## WRITTEN INSTRUCTION
Output every line below exactly.

## INPUT MATERIAL
========

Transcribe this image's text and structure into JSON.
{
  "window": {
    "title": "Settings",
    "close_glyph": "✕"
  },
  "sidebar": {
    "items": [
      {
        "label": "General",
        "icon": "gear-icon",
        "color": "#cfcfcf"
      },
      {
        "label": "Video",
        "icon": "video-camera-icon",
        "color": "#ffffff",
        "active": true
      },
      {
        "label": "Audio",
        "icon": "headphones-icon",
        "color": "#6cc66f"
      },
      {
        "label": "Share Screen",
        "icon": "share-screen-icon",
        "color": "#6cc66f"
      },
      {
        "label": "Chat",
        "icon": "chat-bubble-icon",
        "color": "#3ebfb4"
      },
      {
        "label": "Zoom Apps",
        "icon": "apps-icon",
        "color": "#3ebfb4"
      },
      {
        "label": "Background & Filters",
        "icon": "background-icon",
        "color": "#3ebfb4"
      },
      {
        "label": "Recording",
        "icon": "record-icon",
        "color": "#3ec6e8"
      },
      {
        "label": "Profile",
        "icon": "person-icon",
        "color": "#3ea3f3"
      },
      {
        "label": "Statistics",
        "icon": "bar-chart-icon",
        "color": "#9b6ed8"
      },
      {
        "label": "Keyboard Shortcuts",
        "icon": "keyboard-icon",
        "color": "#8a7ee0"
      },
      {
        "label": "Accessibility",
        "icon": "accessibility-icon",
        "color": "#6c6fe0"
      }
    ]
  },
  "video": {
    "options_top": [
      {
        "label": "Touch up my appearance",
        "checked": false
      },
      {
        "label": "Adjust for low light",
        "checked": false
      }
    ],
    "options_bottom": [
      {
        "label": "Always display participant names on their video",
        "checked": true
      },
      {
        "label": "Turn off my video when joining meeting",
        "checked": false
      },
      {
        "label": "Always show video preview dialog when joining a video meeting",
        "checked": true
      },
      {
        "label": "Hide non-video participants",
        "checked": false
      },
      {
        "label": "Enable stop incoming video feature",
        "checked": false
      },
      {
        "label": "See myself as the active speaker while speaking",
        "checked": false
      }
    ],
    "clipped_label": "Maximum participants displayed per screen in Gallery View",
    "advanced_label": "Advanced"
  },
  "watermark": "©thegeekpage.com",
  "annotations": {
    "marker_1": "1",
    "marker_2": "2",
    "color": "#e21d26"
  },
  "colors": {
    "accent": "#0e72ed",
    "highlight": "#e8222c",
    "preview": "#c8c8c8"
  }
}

========

## OUTPUT BELOW
Transcribe this image's text and structure into JSON.
{
  "window": {
    "title": "Settings",
    "close_glyph": "✕"
  },
  "sidebar": {
    "items": [
      {
        "label": "General",
        "icon": "gear-icon",
        "color": "#cfcfcf"
      },
      {
        "label": "Video",
        "icon": "video-camera-icon",
        "color": "#ffffff",
        "active": true
      },
      {
        "label": "Audio",
        "icon": "headphones-icon",
        "color": "#6cc66f"
      },
      {
        "label": "Share Screen",
        "icon": "share-screen-icon",
        "color": "#6cc66f"
      },
      {
        "label": "Chat",
        "icon": "chat-bubble-icon",
        "color": "#3ebfb4"
      },
      {
        "label": "Zoom Apps",
        "icon": "apps-icon",
        "color": "#3ebfb4"
      },
      {
        "label": "Background & Filters",
        "icon": "background-icon",
        "color": "#3ebfb4"
      },
      {
        "label": "Recording",
        "icon": "record-icon",
        "color": "#3ec6e8"
      },
      {
        "label": "Profile",
        "icon": "person-icon",
        "color": "#3ea3f3"
      },
      {
        "label": "Statistics",
        "icon": "bar-chart-icon",
        "color": "#9b6ed8"
      },
      {
        "label": "Keyboard Shortcuts",
        "icon": "keyboard-icon",
        "color": "#8a7ee0"
      },
      {
        "label": "Accessibility",
        "icon": "accessibility-icon",
        "color": "#6c6fe0"
      }
    ]
  },
  "video": {
    "options_top": [
      {
        "label": "Touch up my appearance",
        "checked": false
      },
      {
        "label": "Adjust for low light",
        "checked": false
      }
    ],
    "options_bottom": [
      {
        "label": "Always display participant names on their video",
        "checked": true
      },
      {
        "label": "Turn off my video when joining meeting",
        "checked": false
      },
      {
        "label": "Always show video preview dialog when joining a video meeting",
        "checked": true
      },
      {
        "label": "Hide non-video participants",
        "checked": false
      },
      {
        "label": "Enable stop incoming video feature",
        "checked": false
      },
      {
        "label": "See myself as the active speaker while speaking",
        "checked": false
      }
    ],
    "clipped_label": "Maximum participants displayed per screen in Gallery View",
    "advanced_label": "Advanced"
  },
  "watermark": "©thegeekpage.com",
  "annotations": {
    "marker_1": "1",
    "marker_2": "2",
    "color": "#e21d26"
  },
  "colors": {
    "accent": "#0e72ed",
    "highlight": "#e8222c",
    "preview": "#c8c8c8"
  }
}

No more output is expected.